- _WORK INSTRUCTIONS_
Repeat the entries below exactly as they appear, with no pictures.

- _DATA FOR THIS EXERCISE_
<<<<

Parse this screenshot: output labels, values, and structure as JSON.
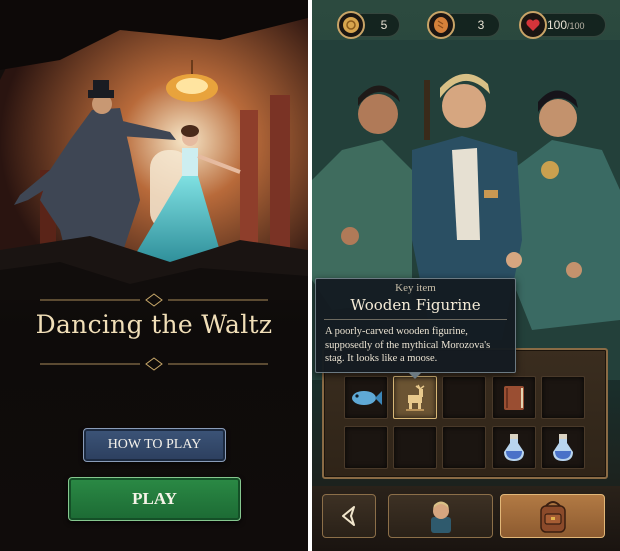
{
  "left_screen": {
    "title": "Dancing the Waltz",
    "how_to_play_label": "HOW TO PLAY",
    "play_label": "PLAY"
  },
  "right_screen": {
    "resources": [
      {
        "icon": "coin-icon",
        "value": "5"
      },
      {
        "icon": "bread-icon",
        "value": "3"
      },
      {
        "icon": "heart-icon",
        "value": "100",
        "max": "/100"
      }
    ],
    "tooltip": {
      "kicker": "Key item",
      "title": "Wooden Figurine",
      "description": "A poorly-carved wooden figurine, supposedly of the mythical Morozova's stag. It looks like a moose."
    },
    "inventory": {
      "rows": [
        [
          "fish-icon",
          "wooden-figurine-icon",
          "",
          "book-icon",
          ""
        ],
        [
          "",
          "",
          "",
          "potion-icon",
          "potion-icon"
        ]
      ],
      "selected": "wooden-figurine-icon"
    },
    "nav": [
      "back-arrow-icon",
      "character-portrait-icon",
      "backpack-icon"
    ]
  },
  "colors": {
    "title_text": "#f1dfb8",
    "how_to_play_bg": "#2c3f5e",
    "play_bg": "#1c6a34",
    "inventory_border": "#8a6b45",
    "selected_slot": "#6b5433"
  }
}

>>>>

- _THE SOLUTION_
Parse this screenshot: output labels, values, and structure as JSON.
{
  "left_screen": {
    "title": "Dancing the Waltz",
    "how_to_play_label": "HOW TO PLAY",
    "play_label": "PLAY"
  },
  "right_screen": {
    "resources": [
      {
        "icon": "coin-icon",
        "value": "5"
      },
      {
        "icon": "bread-icon",
        "value": "3"
      },
      {
        "icon": "heart-icon",
        "value": "100",
        "max": "/100"
      }
    ],
    "tooltip": {
      "kicker": "Key item",
      "title": "Wooden Figurine",
      "description": "A poorly-carved wooden figurine, supposedly of the mythical Morozova's stag. It looks like a moose."
    },
    "inventory": {
      "rows": [
        [
          "fish-icon",
          "wooden-figurine-icon",
          "",
          "book-icon",
          ""
        ],
        [
          "",
          "",
          "",
          "potion-icon",
          "potion-icon"
        ]
      ],
      "selected": "wooden-figurine-icon"
    },
    "nav": [
      "back-arrow-icon",
      "character-portrait-icon",
      "backpack-icon"
    ]
  },
  "colors": {
    "title_text": "#f1dfb8",
    "how_to_play_bg": "#2c3f5e",
    "play_bg": "#1c6a34",
    "inventory_border": "#8a6b45",
    "selected_slot": "#6b5433"
  }
}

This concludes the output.